BEGIN Supplied data

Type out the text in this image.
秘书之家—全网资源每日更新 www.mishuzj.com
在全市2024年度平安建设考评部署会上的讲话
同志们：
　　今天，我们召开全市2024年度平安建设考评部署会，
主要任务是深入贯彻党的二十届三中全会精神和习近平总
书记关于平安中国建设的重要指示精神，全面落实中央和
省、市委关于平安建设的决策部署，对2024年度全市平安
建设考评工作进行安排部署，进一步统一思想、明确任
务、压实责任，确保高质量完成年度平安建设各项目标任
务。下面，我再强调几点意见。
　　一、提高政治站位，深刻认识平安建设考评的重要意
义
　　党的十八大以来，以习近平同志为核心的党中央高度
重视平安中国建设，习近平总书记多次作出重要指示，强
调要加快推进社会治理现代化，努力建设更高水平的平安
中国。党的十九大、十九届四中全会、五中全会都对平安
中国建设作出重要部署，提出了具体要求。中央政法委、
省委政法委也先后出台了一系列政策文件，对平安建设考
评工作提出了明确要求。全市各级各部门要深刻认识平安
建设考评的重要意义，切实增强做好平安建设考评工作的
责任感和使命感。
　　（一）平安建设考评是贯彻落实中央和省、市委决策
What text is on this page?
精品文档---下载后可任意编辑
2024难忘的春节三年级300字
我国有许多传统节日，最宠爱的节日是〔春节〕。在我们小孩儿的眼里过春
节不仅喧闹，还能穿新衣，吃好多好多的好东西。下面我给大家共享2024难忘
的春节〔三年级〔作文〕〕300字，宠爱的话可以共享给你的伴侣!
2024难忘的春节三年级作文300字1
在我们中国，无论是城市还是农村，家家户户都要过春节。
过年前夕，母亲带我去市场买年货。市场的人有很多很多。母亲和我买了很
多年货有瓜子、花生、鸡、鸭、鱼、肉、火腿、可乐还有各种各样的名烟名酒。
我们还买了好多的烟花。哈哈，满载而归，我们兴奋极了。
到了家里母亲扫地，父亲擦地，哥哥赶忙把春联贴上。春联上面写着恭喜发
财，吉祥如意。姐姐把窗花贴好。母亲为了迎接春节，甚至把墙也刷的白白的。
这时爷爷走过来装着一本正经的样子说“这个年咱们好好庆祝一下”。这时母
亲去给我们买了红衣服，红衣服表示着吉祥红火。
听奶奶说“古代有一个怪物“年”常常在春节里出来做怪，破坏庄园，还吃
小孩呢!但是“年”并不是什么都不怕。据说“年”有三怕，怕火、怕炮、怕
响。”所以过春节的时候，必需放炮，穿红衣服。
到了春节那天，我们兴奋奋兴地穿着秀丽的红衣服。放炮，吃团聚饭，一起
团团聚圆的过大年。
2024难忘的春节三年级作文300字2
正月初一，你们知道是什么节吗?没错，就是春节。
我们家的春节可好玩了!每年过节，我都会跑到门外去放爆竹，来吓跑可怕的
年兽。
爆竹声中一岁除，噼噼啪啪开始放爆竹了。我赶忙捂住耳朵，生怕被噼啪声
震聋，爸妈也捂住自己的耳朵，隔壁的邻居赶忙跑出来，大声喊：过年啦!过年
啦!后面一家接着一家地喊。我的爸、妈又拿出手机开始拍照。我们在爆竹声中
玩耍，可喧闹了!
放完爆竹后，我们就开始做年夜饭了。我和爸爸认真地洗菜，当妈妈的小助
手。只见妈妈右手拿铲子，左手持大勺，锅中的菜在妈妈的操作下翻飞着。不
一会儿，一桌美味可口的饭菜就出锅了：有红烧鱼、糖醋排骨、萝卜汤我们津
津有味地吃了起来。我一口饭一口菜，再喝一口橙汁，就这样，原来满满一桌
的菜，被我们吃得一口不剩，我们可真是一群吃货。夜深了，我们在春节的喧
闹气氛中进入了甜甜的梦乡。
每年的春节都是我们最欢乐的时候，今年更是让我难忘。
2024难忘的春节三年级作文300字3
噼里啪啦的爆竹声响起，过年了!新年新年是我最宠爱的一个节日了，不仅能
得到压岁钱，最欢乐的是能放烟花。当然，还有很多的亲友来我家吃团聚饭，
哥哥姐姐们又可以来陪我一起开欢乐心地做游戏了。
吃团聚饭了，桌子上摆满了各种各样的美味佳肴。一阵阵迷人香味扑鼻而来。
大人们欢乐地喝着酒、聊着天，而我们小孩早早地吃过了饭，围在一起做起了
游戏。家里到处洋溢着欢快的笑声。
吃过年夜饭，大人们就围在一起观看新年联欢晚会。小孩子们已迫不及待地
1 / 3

END Supplied data

(Exercise instructions):
Transcribe every entry verbatim.

(Exercise solution):
Type out the text in this image.
秘书之家—全网资源每日更新 www.mishuzj.com
在全市2024年度平安建设考评部署会上的讲话
同志们：
　　今天，我们召开全市2024年度平安建设考评部署会，
主要任务是深入贯彻党的二十届三中全会精神和习近平总
书记关于平安中国建设的重要指示精神，全面落实中央和
省、市委关于平安建设的决策部署，对2024年度全市平安
建设考评工作进行安排部署，进一步统一思想、明确任
务、压实责任，确保高质量完成年度平安建设各项目标任
务。下面，我再强调几点意见。
　　一、提高政治站位，深刻认识平安建设考评的重要意
义
　　党的十八大以来，以习近平同志为核心的党中央高度
重视平安中国建设，习近平总书记多次作出重要指示，强
调要加快推进社会治理现代化，努力建设更高水平的平安
中国。党的十九大、十九届四中全会、五中全会都对平安
中国建设作出重要部署，提出了具体要求。中央政法委、
省委政法委也先后出台了一系列政策文件，对平安建设考
评工作提出了明确要求。全市各级各部门要深刻认识平安
建设考评的重要意义，切实增强做好平安建设考评工作的
责任感和使命感。
　　（一）平安建设考评是贯彻落实中央和省、市委决策
What text is on this page?
精品文档---下载后可任意编辑
2024难忘的春节三年级300字
我国有许多传统节日，最宠爱的节日是〔春节〕。在我们小孩儿的眼里过春
节不仅喧闹，还能穿新衣，吃好多好多的好东西。下面我给大家共享2024难忘
的春节〔三年级〔作文〕〕300字，宠爱的话可以共享给你的伴侣!
2024难忘的春节三年级作文300字1
在我们中国，无论是城市还是农村，家家户户都要过春节。
过年前夕，母亲带我去市场买年货。市场的人有很多很多。母亲和我买了很
多年货有瓜子、花生、鸡、鸭、鱼、肉、火腿、可乐还有各种各样的名烟名酒。
我们还买了好多的烟花。哈哈，满载而归，我们兴奋极了。
到了家里母亲扫地，父亲擦地，哥哥赶忙把春联贴上。春联上面写着恭喜发
财，吉祥如意。姐姐把窗花贴好。母亲为了迎接春节，甚至把墙也刷的白白的。
这时爷爷走过来装着一本正经的样子说“这个年咱们好好庆祝一下”。这时母
亲去给我们买了红衣服，红衣服表示着吉祥红火。
听奶奶说“古代有一个怪物“年”常常在春节里出来做怪，破坏庄园，还吃
小孩呢!但是“年”并不是什么都不怕。据说“年”有三怕，怕火、怕炮、怕
响。”所以过春节的时候，必需放炮，穿红衣服。
到了春节那天，我们兴奋奋兴地穿着秀丽的红衣服。放炮，吃团聚饭，一起
团团聚圆的过大年。
2024难忘的春节三年级作文300字2
正月初一，你们知道是什么节吗?没错，就是春节。
我们家的春节可好玩了!每年过节，我都会跑到门外去放爆竹，来吓跑可怕的
年兽。
爆竹声中一岁除，噼噼啪啪开始放爆竹了。我赶忙捂住耳朵，生怕被噼啪声
震聋，爸妈也捂住自己的耳朵，隔壁的邻居赶忙跑出来，大声喊：过年啦!过年
啦!后面一家接着一家地喊。我的爸、妈又拿出手机开始拍照。我们在爆竹声中
玩耍，可喧闹了!
放完爆竹后，我们就开始做年夜饭了。我和爸爸认真地洗菜，当妈妈的小助
手。只见妈妈右手拿铲子，左手持大勺，锅中的菜在妈妈的操作下翻飞着。不
一会儿，一桌美味可口的饭菜就出锅了：有红烧鱼、糖醋排骨、萝卜汤我们津
津有味地吃了起来。我一口饭一口菜，再喝一口橙汁，就这样，原来满满一桌
的菜，被我们吃得一口不剩，我们可真是一群吃货。夜深了，我们在春节的喧
闹气氛中进入了甜甜的梦乡。
每年的春节都是我们最欢乐的时候，今年更是让我难忘。
2024难忘的春节三年级作文300字3
噼里啪啦的爆竹声响起，过年了!新年新年是我最宠爱的一个节日了，不仅能
得到压岁钱，最欢乐的是能放烟花。当然，还有很多的亲友来我家吃团聚饭，
哥哥姐姐们又可以来陪我一起开欢乐心地做游戏了。
吃团聚饭了，桌子上摆满了各种各样的美味佳肴。一阵阵迷人香味扑鼻而来。
大人们欢乐地喝着酒、聊着天，而我们小孩早早地吃过了饭，围在一起做起了
游戏。家里到处洋溢着欢快的笑声。
吃过年夜饭，大人们就围在一起观看新年联欢晚会。小孩子们已迫不及待地
1 / 3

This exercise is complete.